START
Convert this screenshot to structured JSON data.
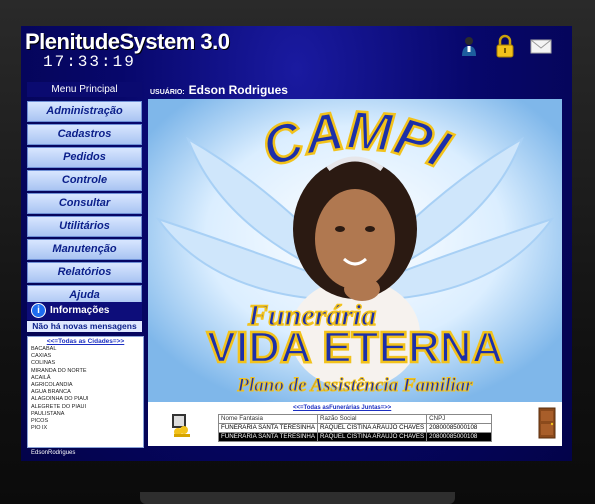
{
  "app": {
    "title": "PlenitudeSystem 3.0",
    "clock": "17:33:19",
    "footer_user": "EdsonRodrigues"
  },
  "top_icons": [
    "user-icon",
    "lock-icon",
    "mail-icon"
  ],
  "menu": {
    "header": "Menu Principal",
    "items": [
      "Administração",
      "Cadastros",
      "Pedidos",
      "Controle",
      "Consultar",
      "Utilitários",
      "Manutenção",
      "Relatórios",
      "Ajuda"
    ]
  },
  "info": {
    "label": "Informações",
    "no_messages": "Não há novas mensagens"
  },
  "cities": {
    "link": "<<=Todas as Cidades=>>",
    "items": [
      "BACABAL",
      "CAXIAS",
      "COLINAS",
      "MIRANDA DO NORTE",
      "ACAILÂ",
      "AGRICOLANDIA",
      "AGUA BRANCA",
      "ALAGOINHA DO PIAUI",
      "ALEGRETE DO PIAUI",
      "PAULISTANA",
      "PICOS",
      "PIO IX"
    ]
  },
  "user": {
    "label": "USUÁRIO:",
    "name": "Edson Rodrigues"
  },
  "banner": {
    "arc_text": "CAMPI",
    "funeraria": "Funerária",
    "brand": "VIDA ETERNA",
    "plan": "Plano de Assistência Familiar"
  },
  "funerarias": {
    "link": "<<=Todas asFunerárias Juntas=>>",
    "columns": [
      "Nome Fantasia",
      "Razão Social",
      "CNPJ"
    ],
    "rows": [
      [
        "FUNERARIA SANTA TERESINHA",
        "RAQUEL CISTINA ARAUJO CHAVES",
        "20800085000108"
      ],
      [
        "FUNERARIA SANTA TERESINHA",
        "RAQUEL CISTINA ARAUJO CHAVES",
        "20800085000108"
      ]
    ],
    "selected_row": 1
  },
  "colors": {
    "app_bg": "#07076b",
    "menu_item": "#a9c4f2",
    "menu_text": "#0b1f8a",
    "banner_blue": "#1c2fa8",
    "banner_yellow": "#f2c21b"
  }
}
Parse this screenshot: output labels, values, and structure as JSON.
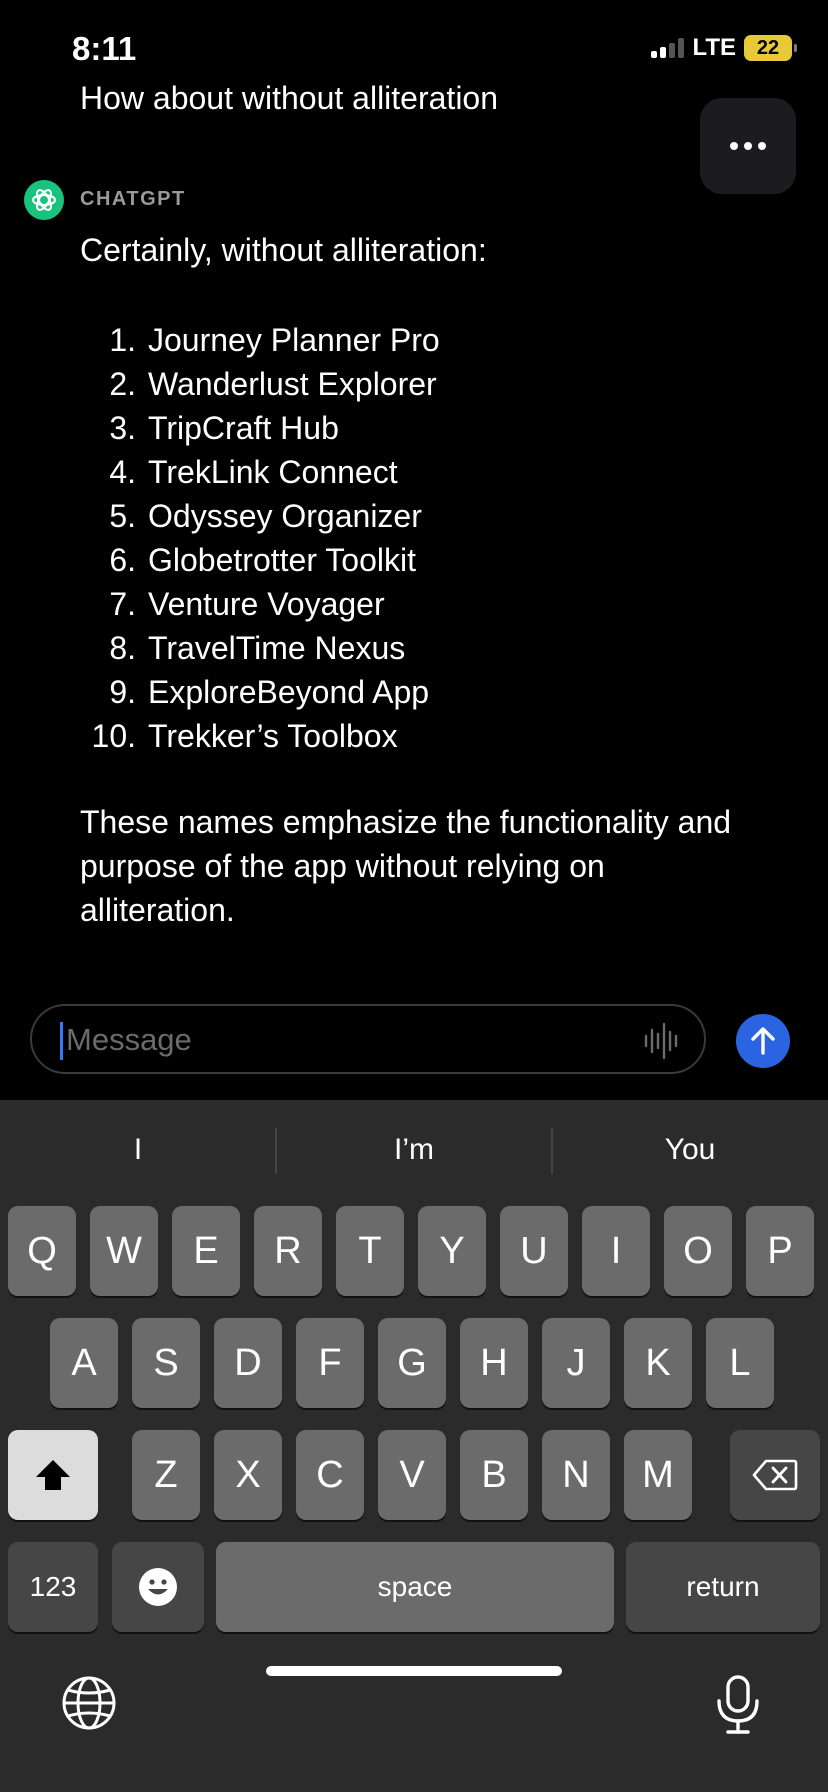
{
  "status": {
    "time": "8:11",
    "network": "LTE",
    "battery": "22"
  },
  "chat": {
    "user_message": "How about without alliteration",
    "assistant_name": "CHATGPT",
    "intro": "Certainly, without alliteration:",
    "items": [
      {
        "num": "1.",
        "text": "Journey Planner Pro"
      },
      {
        "num": "2.",
        "text": "Wanderlust Explorer"
      },
      {
        "num": "3.",
        "text": "TripCraft Hub"
      },
      {
        "num": "4.",
        "text": "TrekLink Connect"
      },
      {
        "num": "5.",
        "text": "Odyssey Organizer"
      },
      {
        "num": "6.",
        "text": "Globetrotter Toolkit"
      },
      {
        "num": "7.",
        "text": "Venture Voyager"
      },
      {
        "num": "8.",
        "text": "TravelTime Nexus"
      },
      {
        "num": "9.",
        "text": "ExploreBeyond App"
      },
      {
        "num": "10.",
        "text": "Trekker’s Toolbox"
      }
    ],
    "outro": "These names emphasize the functionality and purpose of the app without relying on alliteration."
  },
  "composer": {
    "placeholder": "Message",
    "value": ""
  },
  "keyboard": {
    "suggestions": [
      "I",
      "I’m",
      "You"
    ],
    "row1": [
      "Q",
      "W",
      "E",
      "R",
      "T",
      "Y",
      "U",
      "I",
      "O",
      "P"
    ],
    "row2": [
      "A",
      "S",
      "D",
      "F",
      "G",
      "H",
      "J",
      "K",
      "L"
    ],
    "row3": [
      "Z",
      "X",
      "C",
      "V",
      "B",
      "N",
      "M"
    ],
    "numbers_label": "123",
    "space_label": "space",
    "return_label": "return"
  },
  "colors": {
    "accent": "#2a64e0",
    "battery": "#e7c937",
    "avatar": "#19c37d"
  }
}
END
» **STATED PROBLEM**
Pull out every line of the records above that contains the word "Todas".

» **TASK SOLUTION**
    "link": "<<=Todas as Cidades=>>",
    "link": "<<=Todas asFunerárias Juntas=>>",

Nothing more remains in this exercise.